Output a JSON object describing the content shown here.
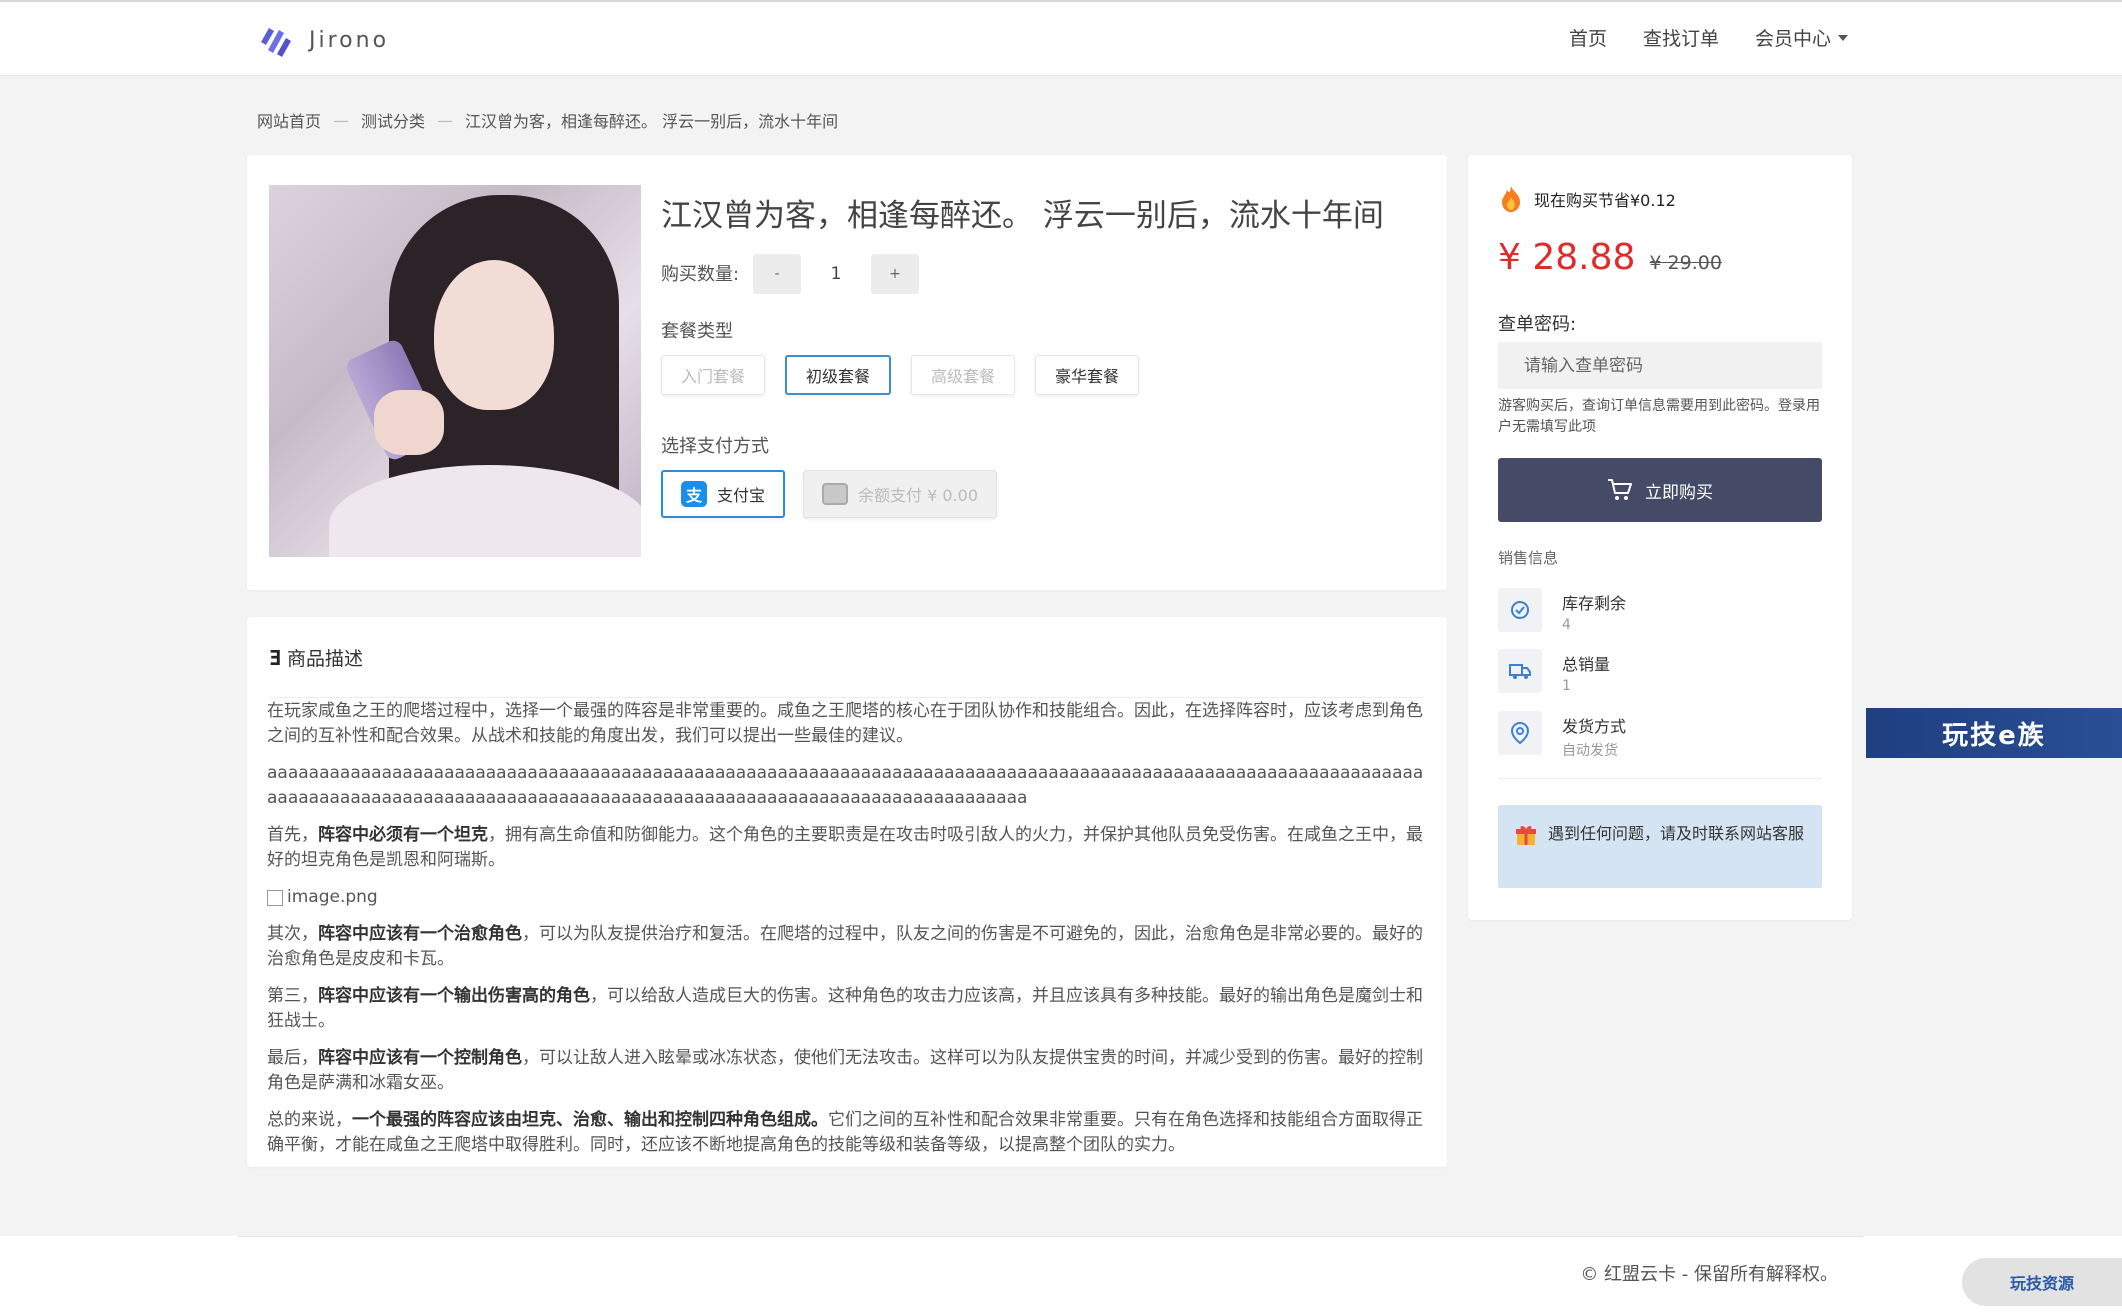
{
  "header": {
    "logo_text": "Jirono",
    "nav": [
      "首页",
      "查找订单",
      "会员中心"
    ]
  },
  "breadcrumb": [
    "网站首页",
    "测试分类",
    "江汉曾为客，相逢每醉还。 浮云一别后，流水十年间"
  ],
  "product": {
    "title": "江汉曾为客，相逢每醉还。 浮云一别后，流水十年间",
    "qty_label": "购买数量:",
    "qty_minus": "-",
    "qty_value": "1",
    "qty_plus": "+",
    "package_label": "套餐类型",
    "packages": [
      "入门套餐",
      "初级套餐",
      "高级套餐",
      "豪华套餐"
    ],
    "payment_label": "选择支付方式",
    "payments": {
      "alipay_icon": "支",
      "alipay": "支付宝",
      "balance": "余额支付 ¥ 0.00"
    }
  },
  "description": {
    "title": "商品描述",
    "p1": "在玩家咸鱼之王的爬塔过程中，选择一个最强的阵容是非常重要的。咸鱼之王爬塔的核心在于团队协作和技能组合。因此，在选择阵容时，应该考虑到角色之间的互补性和配合效果。从战术和技能的角度出发，我们可以提出一些最佳的建议。",
    "p2": "aaaaaaaaaaaaaaaaaaaaaaaaaaaaaaaaaaaaaaaaaaaaaaaaaaaaaaaaaaaaaaaaaaaaaaaaaaaaaaaaaaaaaaaaaaaaaaaaaaaaaaaaaaaaaaaaaaaaaaaaaaaaaaaaaaaaaaaaaaaaaaaaaaaaaaaaaaaaaaaaaaaaaaaaaaaaaaaaaaaaaaaa",
    "p3_pre": "首先，",
    "p3_bold": "阵容中必须有一个坦克",
    "p3_post": "，拥有高生命值和防御能力。这个角色的主要职责是在攻击时吸引敌人的火力，并保护其他队员免受伤害。在咸鱼之王中，最好的坦克角色是凯恩和阿瑞斯。",
    "image_alt": "image.png",
    "p4_pre": "其次，",
    "p4_bold": "阵容中应该有一个治愈角色",
    "p4_post": "，可以为队友提供治疗和复活。在爬塔的过程中，队友之间的伤害是不可避免的，因此，治愈角色是非常必要的。最好的治愈角色是皮皮和卡瓦。",
    "p5_pre": "第三，",
    "p5_bold": "阵容中应该有一个输出伤害高的角色",
    "p5_post": "，可以给敌人造成巨大的伤害。这种角色的攻击力应该高，并且应该具有多种技能。最好的输出角色是魔剑士和狂战士。",
    "p6_pre": "最后，",
    "p6_bold": "阵容中应该有一个控制角色",
    "p6_post": "，可以让敌人进入眩晕或冰冻状态，使他们无法攻击。这样可以为队友提供宝贵的时间，并减少受到的伤害。最好的控制角色是萨满和冰霜女巫。",
    "p7_pre": "总的来说，",
    "p7_bold": "一个最强的阵容应该由坦克、治愈、输出和控制四种角色组成。",
    "p7_post": "它们之间的互补性和配合效果非常重要。只有在角色选择和技能组合方面取得正确平衡，才能在咸鱼之王爬塔中取得胜利。同时，还应该不断地提高角色的技能等级和装备等级，以提高整个团队的实力。"
  },
  "sidebar": {
    "save_text": "现在购买节省¥0.12",
    "price_now": "¥ 28.88",
    "price_old": "¥ 29.00",
    "password_label": "查单密码:",
    "password_placeholder": "请输入查单密码",
    "password_hint": "游客购买后，查询订单信息需要用到此密码。登录用户无需填写此项",
    "buy_label": "立即购买",
    "sales_title": "销售信息",
    "stock_label": "库存剩余",
    "stock_value": "4",
    "sold_label": "总销量",
    "sold_value": "1",
    "ship_label": "发货方式",
    "ship_value": "自动发货",
    "notice": "遇到任何问题，请及时联系网站客服"
  },
  "ad_text": "玩技e族",
  "footer": {
    "copyright": "© 红盟云卡 - 保留所有解释权。",
    "badge": "玩技资源"
  },
  "colors": {
    "accent": "#454b67",
    "price": "#e02b2b",
    "active_border": "#3c8dd6",
    "notice_bg": "#d5e4f3"
  }
}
----
▶ Stated task: Go through the entries above and output them exactly, without pictures.

▶ Result of this task:
Output a JSON object describing the content shown here.
{
  "header": {
    "logo_text": "Jirono",
    "nav": [
      "首页",
      "查找订单",
      "会员中心"
    ]
  },
  "breadcrumb": [
    "网站首页",
    "测试分类",
    "江汉曾为客，相逢每醉还。 浮云一别后，流水十年间"
  ],
  "product": {
    "title": "江汉曾为客，相逢每醉还。 浮云一别后，流水十年间",
    "qty_label": "购买数量:",
    "qty_minus": "-",
    "qty_value": "1",
    "qty_plus": "+",
    "package_label": "套餐类型",
    "packages": [
      "入门套餐",
      "初级套餐",
      "高级套餐",
      "豪华套餐"
    ],
    "payment_label": "选择支付方式",
    "payments": {
      "alipay_icon": "支",
      "alipay": "支付宝",
      "balance": "余额支付 ¥ 0.00"
    }
  },
  "description": {
    "title": "商品描述",
    "p1": "在玩家咸鱼之王的爬塔过程中，选择一个最强的阵容是非常重要的。咸鱼之王爬塔的核心在于团队协作和技能组合。因此，在选择阵容时，应该考虑到角色之间的互补性和配合效果。从战术和技能的角度出发，我们可以提出一些最佳的建议。",
    "p2": "aaaaaaaaaaaaaaaaaaaaaaaaaaaaaaaaaaaaaaaaaaaaaaaaaaaaaaaaaaaaaaaaaaaaaaaaaaaaaaaaaaaaaaaaaaaaaaaaaaaaaaaaaaaaaaaaaaaaaaaaaaaaaaaaaaaaaaaaaaaaaaaaaaaaaaaaaaaaaaaaaaaaaaaaaaaaaaaaaaaaaaaa",
    "p3_pre": "首先，",
    "p3_bold": "阵容中必须有一个坦克",
    "p3_post": "，拥有高生命值和防御能力。这个角色的主要职责是在攻击时吸引敌人的火力，并保护其他队员免受伤害。在咸鱼之王中，最好的坦克角色是凯恩和阿瑞斯。",
    "image_alt": "image.png",
    "p4_pre": "其次，",
    "p4_bold": "阵容中应该有一个治愈角色",
    "p4_post": "，可以为队友提供治疗和复活。在爬塔的过程中，队友之间的伤害是不可避免的，因此，治愈角色是非常必要的。最好的治愈角色是皮皮和卡瓦。",
    "p5_pre": "第三，",
    "p5_bold": "阵容中应该有一个输出伤害高的角色",
    "p5_post": "，可以给敌人造成巨大的伤害。这种角色的攻击力应该高，并且应该具有多种技能。最好的输出角色是魔剑士和狂战士。",
    "p6_pre": "最后，",
    "p6_bold": "阵容中应该有一个控制角色",
    "p6_post": "，可以让敌人进入眩晕或冰冻状态，使他们无法攻击。这样可以为队友提供宝贵的时间，并减少受到的伤害。最好的控制角色是萨满和冰霜女巫。",
    "p7_pre": "总的来说，",
    "p7_bold": "一个最强的阵容应该由坦克、治愈、输出和控制四种角色组成。",
    "p7_post": "它们之间的互补性和配合效果非常重要。只有在角色选择和技能组合方面取得正确平衡，才能在咸鱼之王爬塔中取得胜利。同时，还应该不断地提高角色的技能等级和装备等级，以提高整个团队的实力。"
  },
  "sidebar": {
    "save_text": "现在购买节省¥0.12",
    "price_now": "¥ 28.88",
    "price_old": "¥ 29.00",
    "password_label": "查单密码:",
    "password_placeholder": "请输入查单密码",
    "password_hint": "游客购买后，查询订单信息需要用到此密码。登录用户无需填写此项",
    "buy_label": "立即购买",
    "sales_title": "销售信息",
    "stock_label": "库存剩余",
    "stock_value": "4",
    "sold_label": "总销量",
    "sold_value": "1",
    "ship_label": "发货方式",
    "ship_value": "自动发货",
    "notice": "遇到任何问题，请及时联系网站客服"
  },
  "ad_text": "玩技e族",
  "footer": {
    "copyright": "© 红盟云卡 - 保留所有解释权。",
    "badge": "玩技资源"
  },
  "colors": {
    "accent": "#454b67",
    "price": "#e02b2b",
    "active_border": "#3c8dd6",
    "notice_bg": "#d5e4f3"
  }
}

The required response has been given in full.